__Input for this task__
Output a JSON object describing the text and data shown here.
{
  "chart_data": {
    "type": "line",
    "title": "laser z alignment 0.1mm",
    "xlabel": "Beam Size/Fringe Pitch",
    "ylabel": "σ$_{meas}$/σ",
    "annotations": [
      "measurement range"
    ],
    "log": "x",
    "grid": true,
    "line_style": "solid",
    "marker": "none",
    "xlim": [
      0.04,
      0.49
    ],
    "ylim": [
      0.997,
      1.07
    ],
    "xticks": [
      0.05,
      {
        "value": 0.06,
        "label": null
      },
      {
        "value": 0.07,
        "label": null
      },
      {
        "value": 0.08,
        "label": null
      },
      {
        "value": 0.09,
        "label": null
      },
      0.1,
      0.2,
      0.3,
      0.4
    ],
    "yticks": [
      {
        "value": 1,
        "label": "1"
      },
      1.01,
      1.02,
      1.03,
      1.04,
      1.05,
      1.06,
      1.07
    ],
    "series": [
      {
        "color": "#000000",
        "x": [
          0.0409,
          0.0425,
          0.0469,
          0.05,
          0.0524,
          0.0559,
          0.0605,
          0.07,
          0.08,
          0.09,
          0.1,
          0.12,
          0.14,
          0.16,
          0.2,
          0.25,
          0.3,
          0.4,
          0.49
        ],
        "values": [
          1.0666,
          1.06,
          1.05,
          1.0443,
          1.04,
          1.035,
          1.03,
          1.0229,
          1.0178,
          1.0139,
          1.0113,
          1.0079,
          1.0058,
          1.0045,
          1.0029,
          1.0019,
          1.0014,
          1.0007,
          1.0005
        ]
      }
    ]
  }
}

__Aim__
Transcribe each record exactly. Leave nothing out.

__Result of this task__
Output a JSON object describing the text and data shown here.
{
  "chart_data": {
    "type": "line",
    "title": "laser z alignment 0.1mm",
    "xlabel": "Beam Size/Fringe Pitch",
    "ylabel": "σ$_{meas}$/σ",
    "annotations": [
      "measurement range"
    ],
    "log": "x",
    "grid": true,
    "line_style": "solid",
    "marker": "none",
    "xlim": [
      0.04,
      0.49
    ],
    "ylim": [
      0.997,
      1.07
    ],
    "xticks": [
      0.05,
      {
        "value": 0.06,
        "label": null
      },
      {
        "value": 0.07,
        "label": null
      },
      {
        "value": 0.08,
        "label": null
      },
      {
        "value": 0.09,
        "label": null
      },
      0.1,
      0.2,
      0.3,
      0.4
    ],
    "yticks": [
      {
        "value": 1,
        "label": "1"
      },
      1.01,
      1.02,
      1.03,
      1.04,
      1.05,
      1.06,
      1.07
    ],
    "series": [
      {
        "color": "#000000",
        "x": [
          0.0409,
          0.0425,
          0.0469,
          0.05,
          0.0524,
          0.0559,
          0.0605,
          0.07,
          0.08,
          0.09,
          0.1,
          0.12,
          0.14,
          0.16,
          0.2,
          0.25,
          0.3,
          0.4,
          0.49
        ],
        "values": [
          1.0666,
          1.06,
          1.05,
          1.0443,
          1.04,
          1.035,
          1.03,
          1.0229,
          1.0178,
          1.0139,
          1.0113,
          1.0079,
          1.0058,
          1.0045,
          1.0029,
          1.0019,
          1.0014,
          1.0007,
          1.0005
        ]
      }
    ]
  }
}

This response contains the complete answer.